Job
Exclude the pictures, then repeat the remaining data exactly.

Dataset rows
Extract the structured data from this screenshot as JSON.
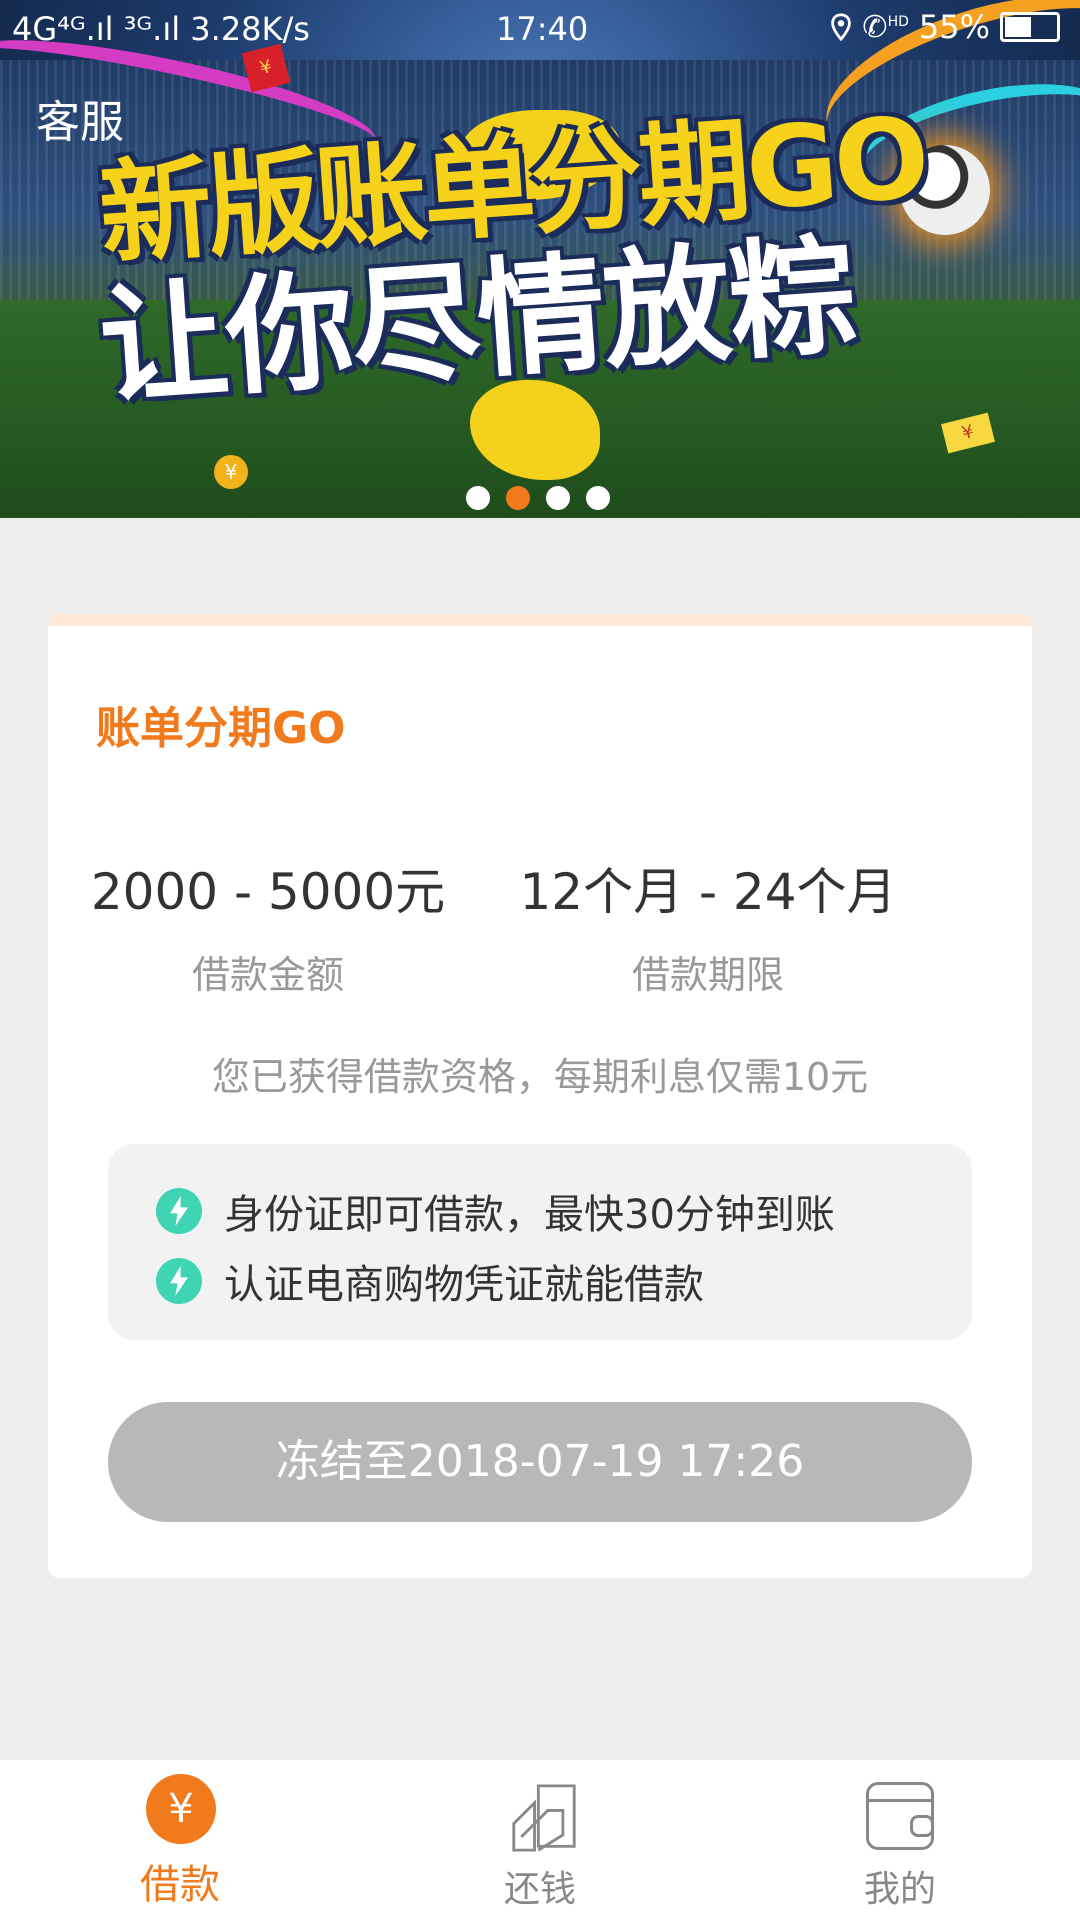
{
  "status_bar": {
    "signal": "4G⁴ᴳ.ıl ³ᴳ.ıl 3.28K/s",
    "time": "17:40",
    "hd": "HD",
    "battery": "55%"
  },
  "banner": {
    "service_link": "客服",
    "headline_line1": "新版账单分期GO",
    "headline_line2": "让你尽情放粽",
    "carousel_dots": 4,
    "active_dot_index": 1
  },
  "card": {
    "title": "账单分期GO",
    "amount_range": "2000 - 5000元",
    "amount_label": "借款金额",
    "term_range": "12个月 - 24个月",
    "term_label": "借款期限",
    "eligibility": "您已获得借款资格，每期利息仅需10元",
    "features": [
      "身份证即可借款，最快30分钟到账",
      "认证电商购物凭证就能借款"
    ],
    "action_button": "冻结至2018-07-19 17:26"
  },
  "tabbar": {
    "tabs": [
      {
        "label": "借款",
        "icon": "yen-icon",
        "active": true
      },
      {
        "label": "还钱",
        "icon": "repay-icon",
        "active": false
      },
      {
        "label": "我的",
        "icon": "wallet-icon",
        "active": false
      }
    ]
  },
  "colors": {
    "accent": "#f07a1c",
    "feature_icon": "#3fd4b4",
    "disabled_button": "#b8b8b8"
  }
}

Written reply
Extract the structured data from this screenshot as JSON.
{
  "status_bar": {
    "signal": "4G⁴ᴳ.ıl ³ᴳ.ıl 3.28K/s",
    "time": "17:40",
    "hd": "HD",
    "battery": "55%"
  },
  "banner": {
    "service_link": "客服",
    "headline_line1": "新版账单分期GO",
    "headline_line2": "让你尽情放粽",
    "carousel_dots": 4,
    "active_dot_index": 1
  },
  "card": {
    "title": "账单分期GO",
    "amount_range": "2000 - 5000元",
    "amount_label": "借款金额",
    "term_range": "12个月 - 24个月",
    "term_label": "借款期限",
    "eligibility": "您已获得借款资格，每期利息仅需10元",
    "features": [
      "身份证即可借款，最快30分钟到账",
      "认证电商购物凭证就能借款"
    ],
    "action_button": "冻结至2018-07-19 17:26"
  },
  "tabbar": {
    "tabs": [
      {
        "label": "借款",
        "icon": "yen-icon",
        "active": true
      },
      {
        "label": "还钱",
        "icon": "repay-icon",
        "active": false
      },
      {
        "label": "我的",
        "icon": "wallet-icon",
        "active": false
      }
    ]
  },
  "colors": {
    "accent": "#f07a1c",
    "feature_icon": "#3fd4b4",
    "disabled_button": "#b8b8b8"
  }
}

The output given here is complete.